↓
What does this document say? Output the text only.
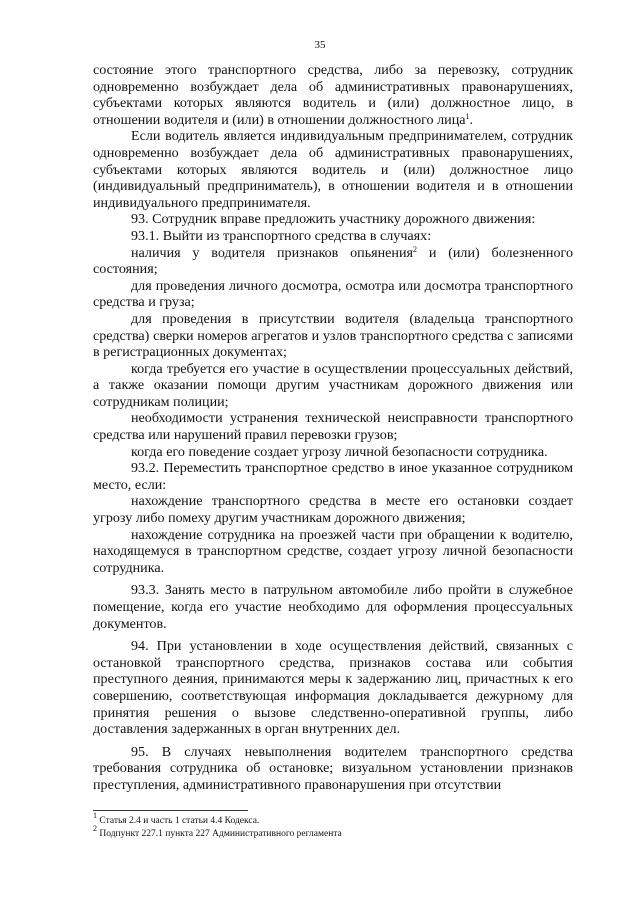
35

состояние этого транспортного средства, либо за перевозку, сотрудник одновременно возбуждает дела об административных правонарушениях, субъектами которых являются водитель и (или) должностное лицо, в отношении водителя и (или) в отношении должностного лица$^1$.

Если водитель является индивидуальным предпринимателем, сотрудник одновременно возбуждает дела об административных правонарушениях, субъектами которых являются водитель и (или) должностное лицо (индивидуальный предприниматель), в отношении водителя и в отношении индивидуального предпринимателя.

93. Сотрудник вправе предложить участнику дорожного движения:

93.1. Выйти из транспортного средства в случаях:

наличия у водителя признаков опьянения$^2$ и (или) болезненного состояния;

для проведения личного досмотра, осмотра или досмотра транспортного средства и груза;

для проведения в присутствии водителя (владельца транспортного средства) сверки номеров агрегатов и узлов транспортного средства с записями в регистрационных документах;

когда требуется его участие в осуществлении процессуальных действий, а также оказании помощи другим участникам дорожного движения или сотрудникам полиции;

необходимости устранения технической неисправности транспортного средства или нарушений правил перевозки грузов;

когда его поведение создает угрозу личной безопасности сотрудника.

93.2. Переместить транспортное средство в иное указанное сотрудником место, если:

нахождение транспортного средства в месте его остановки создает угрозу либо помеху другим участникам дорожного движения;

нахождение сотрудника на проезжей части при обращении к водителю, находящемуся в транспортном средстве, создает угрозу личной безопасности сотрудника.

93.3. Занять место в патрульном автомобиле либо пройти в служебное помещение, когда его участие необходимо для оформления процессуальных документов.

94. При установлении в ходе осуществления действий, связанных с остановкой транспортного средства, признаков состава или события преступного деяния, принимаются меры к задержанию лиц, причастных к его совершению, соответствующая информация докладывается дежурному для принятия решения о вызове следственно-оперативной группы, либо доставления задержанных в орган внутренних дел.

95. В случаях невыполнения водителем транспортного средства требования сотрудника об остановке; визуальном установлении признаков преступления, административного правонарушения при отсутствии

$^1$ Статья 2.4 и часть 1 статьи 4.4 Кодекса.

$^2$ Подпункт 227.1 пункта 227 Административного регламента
↑
↓
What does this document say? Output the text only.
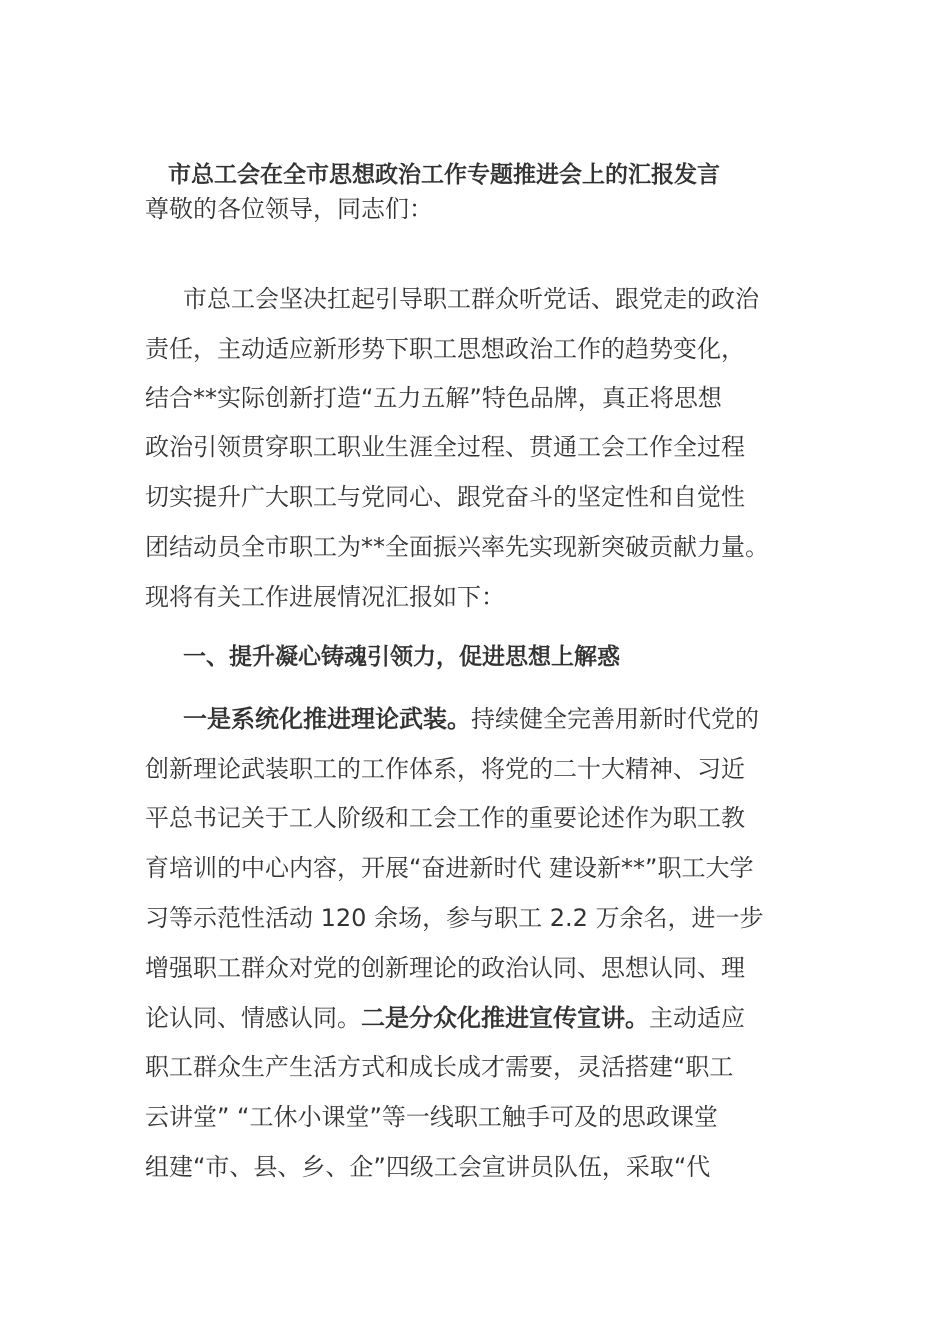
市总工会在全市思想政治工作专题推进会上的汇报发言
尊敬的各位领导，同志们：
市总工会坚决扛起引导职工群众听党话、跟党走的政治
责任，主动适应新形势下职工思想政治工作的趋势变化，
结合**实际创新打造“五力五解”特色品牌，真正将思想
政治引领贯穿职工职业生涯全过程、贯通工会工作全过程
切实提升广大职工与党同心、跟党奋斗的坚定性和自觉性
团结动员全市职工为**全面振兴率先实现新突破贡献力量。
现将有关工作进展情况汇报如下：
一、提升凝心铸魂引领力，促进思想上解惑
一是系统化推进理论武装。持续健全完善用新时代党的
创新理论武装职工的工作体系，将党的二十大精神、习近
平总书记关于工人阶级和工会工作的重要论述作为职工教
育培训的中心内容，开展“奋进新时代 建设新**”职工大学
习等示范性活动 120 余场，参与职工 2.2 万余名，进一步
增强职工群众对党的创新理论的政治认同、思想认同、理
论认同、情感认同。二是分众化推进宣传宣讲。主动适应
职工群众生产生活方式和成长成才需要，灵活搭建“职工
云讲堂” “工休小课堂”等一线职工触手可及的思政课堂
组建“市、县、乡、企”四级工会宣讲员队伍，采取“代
↑
# Written exercise
Find how many lines include the string "угрозу" and report that number alone.

# Task solution
3